[Dataset entries on figures]
_____

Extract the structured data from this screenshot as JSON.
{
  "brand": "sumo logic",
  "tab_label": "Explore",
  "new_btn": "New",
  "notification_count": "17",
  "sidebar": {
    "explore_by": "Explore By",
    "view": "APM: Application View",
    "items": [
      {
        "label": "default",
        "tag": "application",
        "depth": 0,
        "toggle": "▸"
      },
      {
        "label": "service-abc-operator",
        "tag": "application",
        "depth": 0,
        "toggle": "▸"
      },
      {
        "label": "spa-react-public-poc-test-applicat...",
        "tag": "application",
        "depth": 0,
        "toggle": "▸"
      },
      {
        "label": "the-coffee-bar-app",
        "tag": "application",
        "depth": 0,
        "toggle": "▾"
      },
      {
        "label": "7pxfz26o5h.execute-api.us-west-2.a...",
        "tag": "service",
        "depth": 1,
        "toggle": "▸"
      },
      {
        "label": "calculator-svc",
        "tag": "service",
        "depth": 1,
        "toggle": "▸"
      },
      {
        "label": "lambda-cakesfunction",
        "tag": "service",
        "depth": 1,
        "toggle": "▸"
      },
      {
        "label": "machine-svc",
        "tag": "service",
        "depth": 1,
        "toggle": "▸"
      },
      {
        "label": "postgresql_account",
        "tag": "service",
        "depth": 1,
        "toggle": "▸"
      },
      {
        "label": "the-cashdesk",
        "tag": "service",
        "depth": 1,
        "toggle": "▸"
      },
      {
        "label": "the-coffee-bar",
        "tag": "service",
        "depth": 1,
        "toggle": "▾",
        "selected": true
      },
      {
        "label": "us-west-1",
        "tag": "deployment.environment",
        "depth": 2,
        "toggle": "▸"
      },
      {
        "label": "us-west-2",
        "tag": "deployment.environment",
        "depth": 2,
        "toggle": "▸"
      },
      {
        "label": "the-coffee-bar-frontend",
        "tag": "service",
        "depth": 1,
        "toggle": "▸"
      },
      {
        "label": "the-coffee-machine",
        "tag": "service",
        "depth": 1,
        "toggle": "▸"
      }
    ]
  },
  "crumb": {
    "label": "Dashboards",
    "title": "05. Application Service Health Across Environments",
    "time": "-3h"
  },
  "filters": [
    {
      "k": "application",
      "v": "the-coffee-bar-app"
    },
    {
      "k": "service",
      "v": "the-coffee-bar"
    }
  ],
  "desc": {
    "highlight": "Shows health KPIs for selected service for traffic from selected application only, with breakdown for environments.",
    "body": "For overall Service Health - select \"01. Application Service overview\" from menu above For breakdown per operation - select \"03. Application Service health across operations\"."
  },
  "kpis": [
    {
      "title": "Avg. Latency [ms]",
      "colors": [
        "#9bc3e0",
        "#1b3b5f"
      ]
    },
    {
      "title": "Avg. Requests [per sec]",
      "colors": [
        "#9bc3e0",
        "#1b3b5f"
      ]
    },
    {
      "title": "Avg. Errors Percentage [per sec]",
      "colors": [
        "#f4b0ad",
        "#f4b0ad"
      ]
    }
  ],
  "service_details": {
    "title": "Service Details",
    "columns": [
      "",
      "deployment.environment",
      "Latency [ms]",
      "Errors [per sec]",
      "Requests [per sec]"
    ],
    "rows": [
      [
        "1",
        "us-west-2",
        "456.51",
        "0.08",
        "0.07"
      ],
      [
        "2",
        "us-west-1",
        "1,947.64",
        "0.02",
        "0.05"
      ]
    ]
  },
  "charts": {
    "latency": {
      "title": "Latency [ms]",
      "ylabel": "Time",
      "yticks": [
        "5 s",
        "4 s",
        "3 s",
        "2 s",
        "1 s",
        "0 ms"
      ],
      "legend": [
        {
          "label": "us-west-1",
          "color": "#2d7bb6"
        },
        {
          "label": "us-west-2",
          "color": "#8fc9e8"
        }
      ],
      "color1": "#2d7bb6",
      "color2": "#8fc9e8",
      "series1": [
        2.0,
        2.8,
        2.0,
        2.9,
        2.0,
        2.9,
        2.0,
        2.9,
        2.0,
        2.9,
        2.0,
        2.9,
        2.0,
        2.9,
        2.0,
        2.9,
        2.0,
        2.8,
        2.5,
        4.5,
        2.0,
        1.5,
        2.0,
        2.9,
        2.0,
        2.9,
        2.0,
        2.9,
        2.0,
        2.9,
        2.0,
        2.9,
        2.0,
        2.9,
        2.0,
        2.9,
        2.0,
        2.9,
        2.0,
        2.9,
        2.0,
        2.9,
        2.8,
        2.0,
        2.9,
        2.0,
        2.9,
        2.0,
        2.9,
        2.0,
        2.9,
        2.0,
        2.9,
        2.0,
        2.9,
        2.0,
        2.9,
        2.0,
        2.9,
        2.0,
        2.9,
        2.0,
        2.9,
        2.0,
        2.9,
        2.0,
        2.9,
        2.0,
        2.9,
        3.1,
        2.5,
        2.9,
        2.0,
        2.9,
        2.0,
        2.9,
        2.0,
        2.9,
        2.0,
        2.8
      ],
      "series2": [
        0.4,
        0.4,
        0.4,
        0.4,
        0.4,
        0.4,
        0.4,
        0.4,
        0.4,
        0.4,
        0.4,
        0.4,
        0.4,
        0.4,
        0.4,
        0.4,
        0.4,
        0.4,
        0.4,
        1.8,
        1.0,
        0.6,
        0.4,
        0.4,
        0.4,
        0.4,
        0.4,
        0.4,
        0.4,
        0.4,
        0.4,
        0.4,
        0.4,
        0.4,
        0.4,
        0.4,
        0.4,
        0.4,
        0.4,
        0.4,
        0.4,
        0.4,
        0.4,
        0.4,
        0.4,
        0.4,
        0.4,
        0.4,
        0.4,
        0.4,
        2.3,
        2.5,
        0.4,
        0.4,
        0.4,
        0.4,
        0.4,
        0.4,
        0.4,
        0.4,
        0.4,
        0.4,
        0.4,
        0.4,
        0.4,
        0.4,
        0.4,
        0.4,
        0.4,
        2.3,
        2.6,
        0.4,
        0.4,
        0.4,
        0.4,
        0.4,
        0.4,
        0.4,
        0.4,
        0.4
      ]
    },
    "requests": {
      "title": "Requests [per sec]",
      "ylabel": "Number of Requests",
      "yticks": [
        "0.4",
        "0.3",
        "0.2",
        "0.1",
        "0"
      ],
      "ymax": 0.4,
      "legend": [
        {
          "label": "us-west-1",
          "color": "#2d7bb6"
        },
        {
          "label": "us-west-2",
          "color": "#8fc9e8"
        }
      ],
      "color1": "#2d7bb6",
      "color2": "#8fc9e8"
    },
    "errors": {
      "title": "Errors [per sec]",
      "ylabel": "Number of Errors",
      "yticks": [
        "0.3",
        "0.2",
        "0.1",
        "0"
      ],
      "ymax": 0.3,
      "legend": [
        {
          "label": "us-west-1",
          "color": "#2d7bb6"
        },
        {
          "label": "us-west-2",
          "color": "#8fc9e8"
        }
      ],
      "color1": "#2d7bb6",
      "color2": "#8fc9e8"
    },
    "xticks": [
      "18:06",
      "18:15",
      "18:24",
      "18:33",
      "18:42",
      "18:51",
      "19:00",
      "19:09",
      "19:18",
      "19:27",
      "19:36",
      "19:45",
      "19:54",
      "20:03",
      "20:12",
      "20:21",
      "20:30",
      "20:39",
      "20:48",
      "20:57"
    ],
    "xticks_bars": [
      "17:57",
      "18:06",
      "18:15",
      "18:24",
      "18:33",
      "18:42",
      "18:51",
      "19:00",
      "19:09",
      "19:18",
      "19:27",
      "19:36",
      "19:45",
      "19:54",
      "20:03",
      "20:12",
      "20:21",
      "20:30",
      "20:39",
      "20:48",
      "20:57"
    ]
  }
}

_____

### TASK PROMPT:
All of the entries must be quoted exactly; please include each one.

### ANSWER:
Extract the structured data from this screenshot as JSON.
{
  "brand": "sumo logic",
  "tab_label": "Explore",
  "new_btn": "New",
  "notification_count": "17",
  "sidebar": {
    "explore_by": "Explore By",
    "view": "APM: Application View",
    "items": [
      {
        "label": "default",
        "tag": "application",
        "depth": 0,
        "toggle": "▸"
      },
      {
        "label": "service-abc-operator",
        "tag": "application",
        "depth": 0,
        "toggle": "▸"
      },
      {
        "label": "spa-react-public-poc-test-applicat...",
        "tag": "application",
        "depth": 0,
        "toggle": "▸"
      },
      {
        "label": "the-coffee-bar-app",
        "tag": "application",
        "depth": 0,
        "toggle": "▾"
      },
      {
        "label": "7pxfz26o5h.execute-api.us-west-2.a...",
        "tag": "service",
        "depth": 1,
        "toggle": "▸"
      },
      {
        "label": "calculator-svc",
        "tag": "service",
        "depth": 1,
        "toggle": "▸"
      },
      {
        "label": "lambda-cakesfunction",
        "tag": "service",
        "depth": 1,
        "toggle": "▸"
      },
      {
        "label": "machine-svc",
        "tag": "service",
        "depth": 1,
        "toggle": "▸"
      },
      {
        "label": "postgresql_account",
        "tag": "service",
        "depth": 1,
        "toggle": "▸"
      },
      {
        "label": "the-cashdesk",
        "tag": "service",
        "depth": 1,
        "toggle": "▸"
      },
      {
        "label": "the-coffee-bar",
        "tag": "service",
        "depth": 1,
        "toggle": "▾",
        "selected": true
      },
      {
        "label": "us-west-1",
        "tag": "deployment.environment",
        "depth": 2,
        "toggle": "▸"
      },
      {
        "label": "us-west-2",
        "tag": "deployment.environment",
        "depth": 2,
        "toggle": "▸"
      },
      {
        "label": "the-coffee-bar-frontend",
        "tag": "service",
        "depth": 1,
        "toggle": "▸"
      },
      {
        "label": "the-coffee-machine",
        "tag": "service",
        "depth": 1,
        "toggle": "▸"
      }
    ]
  },
  "crumb": {
    "label": "Dashboards",
    "title": "05. Application Service Health Across Environments",
    "time": "-3h"
  },
  "filters": [
    {
      "k": "application",
      "v": "the-coffee-bar-app"
    },
    {
      "k": "service",
      "v": "the-coffee-bar"
    }
  ],
  "desc": {
    "highlight": "Shows health KPIs for selected service for traffic from selected application only, with breakdown for environments.",
    "body": "For overall Service Health - select \"01. Application Service overview\" from menu above For breakdown per operation - select \"03. Application Service health across operations\"."
  },
  "kpis": [
    {
      "title": "Avg. Latency [ms]",
      "colors": [
        "#9bc3e0",
        "#1b3b5f"
      ]
    },
    {
      "title": "Avg. Requests [per sec]",
      "colors": [
        "#9bc3e0",
        "#1b3b5f"
      ]
    },
    {
      "title": "Avg. Errors Percentage [per sec]",
      "colors": [
        "#f4b0ad",
        "#f4b0ad"
      ]
    }
  ],
  "service_details": {
    "title": "Service Details",
    "columns": [
      "",
      "deployment.environment",
      "Latency [ms]",
      "Errors [per sec]",
      "Requests [per sec]"
    ],
    "rows": [
      [
        "1",
        "us-west-2",
        "456.51",
        "0.08",
        "0.07"
      ],
      [
        "2",
        "us-west-1",
        "1,947.64",
        "0.02",
        "0.05"
      ]
    ]
  },
  "charts": {
    "latency": {
      "title": "Latency [ms]",
      "ylabel": "Time",
      "yticks": [
        "5 s",
        "4 s",
        "3 s",
        "2 s",
        "1 s",
        "0 ms"
      ],
      "legend": [
        {
          "label": "us-west-1",
          "color": "#2d7bb6"
        },
        {
          "label": "us-west-2",
          "color": "#8fc9e8"
        }
      ],
      "color1": "#2d7bb6",
      "color2": "#8fc9e8",
      "series1": [
        2.0,
        2.8,
        2.0,
        2.9,
        2.0,
        2.9,
        2.0,
        2.9,
        2.0,
        2.9,
        2.0,
        2.9,
        2.0,
        2.9,
        2.0,
        2.9,
        2.0,
        2.8,
        2.5,
        4.5,
        2.0,
        1.5,
        2.0,
        2.9,
        2.0,
        2.9,
        2.0,
        2.9,
        2.0,
        2.9,
        2.0,
        2.9,
        2.0,
        2.9,
        2.0,
        2.9,
        2.0,
        2.9,
        2.0,
        2.9,
        2.0,
        2.9,
        2.8,
        2.0,
        2.9,
        2.0,
        2.9,
        2.0,
        2.9,
        2.0,
        2.9,
        2.0,
        2.9,
        2.0,
        2.9,
        2.0,
        2.9,
        2.0,
        2.9,
        2.0,
        2.9,
        2.0,
        2.9,
        2.0,
        2.9,
        2.0,
        2.9,
        2.0,
        2.9,
        3.1,
        2.5,
        2.9,
        2.0,
        2.9,
        2.0,
        2.9,
        2.0,
        2.9,
        2.0,
        2.8
      ],
      "series2": [
        0.4,
        0.4,
        0.4,
        0.4,
        0.4,
        0.4,
        0.4,
        0.4,
        0.4,
        0.4,
        0.4,
        0.4,
        0.4,
        0.4,
        0.4,
        0.4,
        0.4,
        0.4,
        0.4,
        1.8,
        1.0,
        0.6,
        0.4,
        0.4,
        0.4,
        0.4,
        0.4,
        0.4,
        0.4,
        0.4,
        0.4,
        0.4,
        0.4,
        0.4,
        0.4,
        0.4,
        0.4,
        0.4,
        0.4,
        0.4,
        0.4,
        0.4,
        0.4,
        0.4,
        0.4,
        0.4,
        0.4,
        0.4,
        0.4,
        0.4,
        2.3,
        2.5,
        0.4,
        0.4,
        0.4,
        0.4,
        0.4,
        0.4,
        0.4,
        0.4,
        0.4,
        0.4,
        0.4,
        0.4,
        0.4,
        0.4,
        0.4,
        0.4,
        0.4,
        2.3,
        2.6,
        0.4,
        0.4,
        0.4,
        0.4,
        0.4,
        0.4,
        0.4,
        0.4,
        0.4
      ]
    },
    "requests": {
      "title": "Requests [per sec]",
      "ylabel": "Number of Requests",
      "yticks": [
        "0.4",
        "0.3",
        "0.2",
        "0.1",
        "0"
      ],
      "ymax": 0.4,
      "legend": [
        {
          "label": "us-west-1",
          "color": "#2d7bb6"
        },
        {
          "label": "us-west-2",
          "color": "#8fc9e8"
        }
      ],
      "color1": "#2d7bb6",
      "color2": "#8fc9e8"
    },
    "errors": {
      "title": "Errors [per sec]",
      "ylabel": "Number of Errors",
      "yticks": [
        "0.3",
        "0.2",
        "0.1",
        "0"
      ],
      "ymax": 0.3,
      "legend": [
        {
          "label": "us-west-1",
          "color": "#2d7bb6"
        },
        {
          "label": "us-west-2",
          "color": "#8fc9e8"
        }
      ],
      "color1": "#2d7bb6",
      "color2": "#8fc9e8"
    },
    "xticks": [
      "18:06",
      "18:15",
      "18:24",
      "18:33",
      "18:42",
      "18:51",
      "19:00",
      "19:09",
      "19:18",
      "19:27",
      "19:36",
      "19:45",
      "19:54",
      "20:03",
      "20:12",
      "20:21",
      "20:30",
      "20:39",
      "20:48",
      "20:57"
    ],
    "xticks_bars": [
      "17:57",
      "18:06",
      "18:15",
      "18:24",
      "18:33",
      "18:42",
      "18:51",
      "19:00",
      "19:09",
      "19:18",
      "19:27",
      "19:36",
      "19:45",
      "19:54",
      "20:03",
      "20:12",
      "20:21",
      "20:30",
      "20:39",
      "20:48",
      "20:57"
    ]
  }
}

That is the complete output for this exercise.